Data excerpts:
* * * * * * *

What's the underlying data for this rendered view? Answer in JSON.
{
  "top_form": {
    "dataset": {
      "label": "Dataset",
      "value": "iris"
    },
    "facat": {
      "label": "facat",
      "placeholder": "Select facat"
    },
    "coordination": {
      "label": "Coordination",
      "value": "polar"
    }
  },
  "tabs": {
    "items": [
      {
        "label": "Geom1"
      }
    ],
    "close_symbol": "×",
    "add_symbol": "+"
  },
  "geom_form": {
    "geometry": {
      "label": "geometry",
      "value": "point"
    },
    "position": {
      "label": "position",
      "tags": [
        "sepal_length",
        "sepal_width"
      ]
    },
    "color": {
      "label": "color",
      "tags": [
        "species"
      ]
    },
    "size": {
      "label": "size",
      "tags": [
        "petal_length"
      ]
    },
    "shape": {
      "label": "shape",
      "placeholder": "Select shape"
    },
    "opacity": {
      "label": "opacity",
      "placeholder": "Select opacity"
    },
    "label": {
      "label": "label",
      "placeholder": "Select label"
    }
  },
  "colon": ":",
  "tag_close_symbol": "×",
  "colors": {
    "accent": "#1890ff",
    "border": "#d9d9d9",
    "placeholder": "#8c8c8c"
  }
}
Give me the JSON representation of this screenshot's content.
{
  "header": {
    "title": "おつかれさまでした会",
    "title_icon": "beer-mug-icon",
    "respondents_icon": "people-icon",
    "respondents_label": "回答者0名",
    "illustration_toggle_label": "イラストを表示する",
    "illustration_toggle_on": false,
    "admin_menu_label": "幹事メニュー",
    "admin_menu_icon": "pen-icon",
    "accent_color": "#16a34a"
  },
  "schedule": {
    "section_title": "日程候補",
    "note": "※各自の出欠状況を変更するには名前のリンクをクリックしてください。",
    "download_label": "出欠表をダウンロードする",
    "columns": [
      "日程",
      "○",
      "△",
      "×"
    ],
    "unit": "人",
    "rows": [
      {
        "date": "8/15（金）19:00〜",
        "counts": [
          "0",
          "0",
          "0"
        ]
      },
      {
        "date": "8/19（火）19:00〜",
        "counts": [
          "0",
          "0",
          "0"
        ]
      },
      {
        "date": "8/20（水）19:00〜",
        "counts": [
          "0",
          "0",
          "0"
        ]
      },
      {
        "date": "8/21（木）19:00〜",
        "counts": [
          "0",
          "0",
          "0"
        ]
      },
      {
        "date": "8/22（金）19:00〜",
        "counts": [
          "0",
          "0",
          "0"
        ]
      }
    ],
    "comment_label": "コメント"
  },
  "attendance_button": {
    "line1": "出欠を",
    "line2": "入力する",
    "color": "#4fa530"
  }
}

* * * * * * *

### Work instructions
All entries shown above should be printed again exactly.

### Response to the task
What's the underlying data for this rendered view? Answer in JSON.
{
  "top_form": {
    "dataset": {
      "label": "Dataset",
      "value": "iris"
    },
    "facat": {
      "label": "facat",
      "placeholder": "Select facat"
    },
    "coordination": {
      "label": "Coordination",
      "value": "polar"
    }
  },
  "tabs": {
    "items": [
      {
        "label": "Geom1"
      }
    ],
    "close_symbol": "×",
    "add_symbol": "+"
  },
  "geom_form": {
    "geometry": {
      "label": "geometry",
      "value": "point"
    },
    "position": {
      "label": "position",
      "tags": [
        "sepal_length",
        "sepal_width"
      ]
    },
    "color": {
      "label": "color",
      "tags": [
        "species"
      ]
    },
    "size": {
      "label": "size",
      "tags": [
        "petal_length"
      ]
    },
    "shape": {
      "label": "shape",
      "placeholder": "Select shape"
    },
    "opacity": {
      "label": "opacity",
      "placeholder": "Select opacity"
    },
    "label": {
      "label": "label",
      "placeholder": "Select label"
    }
  },
  "colon": ":",
  "tag_close_symbol": "×",
  "colors": {
    "accent": "#1890ff",
    "border": "#d9d9d9",
    "placeholder": "#8c8c8c"
  }
}
Give me the JSON representation of this screenshot's content.
{
  "header": {
    "title": "おつかれさまでした会",
    "title_icon": "beer-mug-icon",
    "respondents_icon": "people-icon",
    "respondents_label": "回答者0名",
    "illustration_toggle_label": "イラストを表示する",
    "illustration_toggle_on": false,
    "admin_menu_label": "幹事メニュー",
    "admin_menu_icon": "pen-icon",
    "accent_color": "#16a34a"
  },
  "schedule": {
    "section_title": "日程候補",
    "note": "※各自の出欠状況を変更するには名前のリンクをクリックしてください。",
    "download_label": "出欠表をダウンロードする",
    "columns": [
      "日程",
      "○",
      "△",
      "×"
    ],
    "unit": "人",
    "rows": [
      {
        "date": "8/15（金）19:00〜",
        "counts": [
          "0",
          "0",
          "0"
        ]
      },
      {
        "date": "8/19（火）19:00〜",
        "counts": [
          "0",
          "0",
          "0"
        ]
      },
      {
        "date": "8/20（水）19:00〜",
        "counts": [
          "0",
          "0",
          "0"
        ]
      },
      {
        "date": "8/21（木）19:00〜",
        "counts": [
          "0",
          "0",
          "0"
        ]
      },
      {
        "date": "8/22（金）19:00〜",
        "counts": [
          "0",
          "0",
          "0"
        ]
      }
    ],
    "comment_label": "コメント"
  },
  "attendance_button": {
    "line1": "出欠を",
    "line2": "入力する",
    "color": "#4fa530"
  }
}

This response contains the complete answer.